--- DATA TO EXAMINE Enclosed Below ---

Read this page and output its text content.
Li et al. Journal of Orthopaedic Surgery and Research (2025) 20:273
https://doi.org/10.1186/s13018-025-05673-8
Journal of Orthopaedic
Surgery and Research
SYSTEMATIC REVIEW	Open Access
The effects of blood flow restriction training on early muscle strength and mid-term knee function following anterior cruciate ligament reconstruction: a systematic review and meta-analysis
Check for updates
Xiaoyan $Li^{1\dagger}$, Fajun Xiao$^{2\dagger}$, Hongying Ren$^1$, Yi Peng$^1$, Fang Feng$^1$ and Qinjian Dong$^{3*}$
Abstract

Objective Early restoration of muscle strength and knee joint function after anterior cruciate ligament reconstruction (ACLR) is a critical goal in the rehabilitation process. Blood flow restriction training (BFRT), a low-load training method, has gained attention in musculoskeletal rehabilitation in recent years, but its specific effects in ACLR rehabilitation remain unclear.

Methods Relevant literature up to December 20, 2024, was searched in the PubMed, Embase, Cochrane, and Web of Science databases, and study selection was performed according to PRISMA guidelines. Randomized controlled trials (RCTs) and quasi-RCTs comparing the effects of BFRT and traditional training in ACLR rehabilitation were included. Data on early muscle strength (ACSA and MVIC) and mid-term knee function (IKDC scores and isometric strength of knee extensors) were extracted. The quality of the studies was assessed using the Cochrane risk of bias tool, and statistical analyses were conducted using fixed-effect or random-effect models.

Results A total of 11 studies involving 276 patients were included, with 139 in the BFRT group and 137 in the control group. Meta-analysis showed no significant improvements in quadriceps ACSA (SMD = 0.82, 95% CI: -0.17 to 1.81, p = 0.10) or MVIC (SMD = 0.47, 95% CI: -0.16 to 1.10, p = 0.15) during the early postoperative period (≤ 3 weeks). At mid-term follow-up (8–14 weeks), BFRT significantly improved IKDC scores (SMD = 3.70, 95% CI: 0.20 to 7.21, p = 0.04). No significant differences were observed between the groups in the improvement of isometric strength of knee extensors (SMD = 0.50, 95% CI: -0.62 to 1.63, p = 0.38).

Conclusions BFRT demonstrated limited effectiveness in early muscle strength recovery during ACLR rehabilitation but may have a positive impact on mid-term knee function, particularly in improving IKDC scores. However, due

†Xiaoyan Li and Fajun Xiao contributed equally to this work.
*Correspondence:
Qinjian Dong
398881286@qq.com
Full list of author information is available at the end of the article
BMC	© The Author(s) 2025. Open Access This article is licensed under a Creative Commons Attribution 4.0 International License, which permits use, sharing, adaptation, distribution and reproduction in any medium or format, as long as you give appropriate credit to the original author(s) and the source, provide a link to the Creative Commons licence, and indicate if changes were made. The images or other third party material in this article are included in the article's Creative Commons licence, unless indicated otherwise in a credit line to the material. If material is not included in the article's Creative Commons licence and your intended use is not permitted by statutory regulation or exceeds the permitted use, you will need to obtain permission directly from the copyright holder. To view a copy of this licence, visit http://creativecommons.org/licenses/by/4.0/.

--- End of Enclosed DATA TO EXAMINE ---

EXERCISE INSTRUCTIONS -> Reproduce the data in its entirety, matching each character.

EXERCISE ANSWER ->
Read this page and output its text content.
Li et al. Journal of Orthopaedic Surgery and Research (2025) 20:273
https://doi.org/10.1186/s13018-025-05673-8
Journal of Orthopaedic
Surgery and Research
SYSTEMATIC REVIEW	Open Access
The effects of blood flow restriction training on early muscle strength and mid-term knee function following anterior cruciate ligament reconstruction: a systematic review and meta-analysis
Check for updates
Xiaoyan $Li^{1\dagger}$, Fajun Xiao$^{2\dagger}$, Hongying Ren$^1$, Yi Peng$^1$, Fang Feng$^1$ and Qinjian Dong$^{3*}$
Abstract

Objective Early restoration of muscle strength and knee joint function after anterior cruciate ligament reconstruction (ACLR) is a critical goal in the rehabilitation process. Blood flow restriction training (BFRT), a low-load training method, has gained attention in musculoskeletal rehabilitation in recent years, but its specific effects in ACLR rehabilitation remain unclear.

Methods Relevant literature up to December 20, 2024, was searched in the PubMed, Embase, Cochrane, and Web of Science databases, and study selection was performed according to PRISMA guidelines. Randomized controlled trials (RCTs) and quasi-RCTs comparing the effects of BFRT and traditional training in ACLR rehabilitation were included. Data on early muscle strength (ACSA and MVIC) and mid-term knee function (IKDC scores and isometric strength of knee extensors) were extracted. The quality of the studies was assessed using the Cochrane risk of bias tool, and statistical analyses were conducted using fixed-effect or random-effect models.

Results A total of 11 studies involving 276 patients were included, with 139 in the BFRT group and 137 in the control group. Meta-analysis showed no significant improvements in quadriceps ACSA (SMD = 0.82, 95% CI: -0.17 to 1.81, p = 0.10) or MVIC (SMD = 0.47, 95% CI: -0.16 to 1.10, p = 0.15) during the early postoperative period (≤ 3 weeks). At mid-term follow-up (8–14 weeks), BFRT significantly improved IKDC scores (SMD = 3.70, 95% CI: 0.20 to 7.21, p = 0.04). No significant differences were observed between the groups in the improvement of isometric strength of knee extensors (SMD = 0.50, 95% CI: -0.62 to 1.63, p = 0.38).

Conclusions BFRT demonstrated limited effectiveness in early muscle strength recovery during ACLR rehabilitation but may have a positive impact on mid-term knee function, particularly in improving IKDC scores. However, due

†Xiaoyan Li and Fajun Xiao contributed equally to this work.
*Correspondence:
Qinjian Dong
398881286@qq.com
Full list of author information is available at the end of the article
BMC	© The Author(s) 2025. Open Access This article is licensed under a Creative Commons Attribution 4.0 International License, which permits use, sharing, adaptation, distribution and reproduction in any medium or format, as long as you give appropriate credit to the original author(s) and the source, provide a link to the Creative Commons licence, and indicate if changes were made. The images or other third party material in this article are included in the article's Creative Commons licence, unless indicated otherwise in a credit line to the material. If material is not included in the article's Creative Commons licence and your intended use is not permitted by statutory regulation or exceeds the permitted use, you will need to obtain permission directly from the copyright holder. To view a copy of this licence, visit http://creativecommons.org/licenses/by/4.0/.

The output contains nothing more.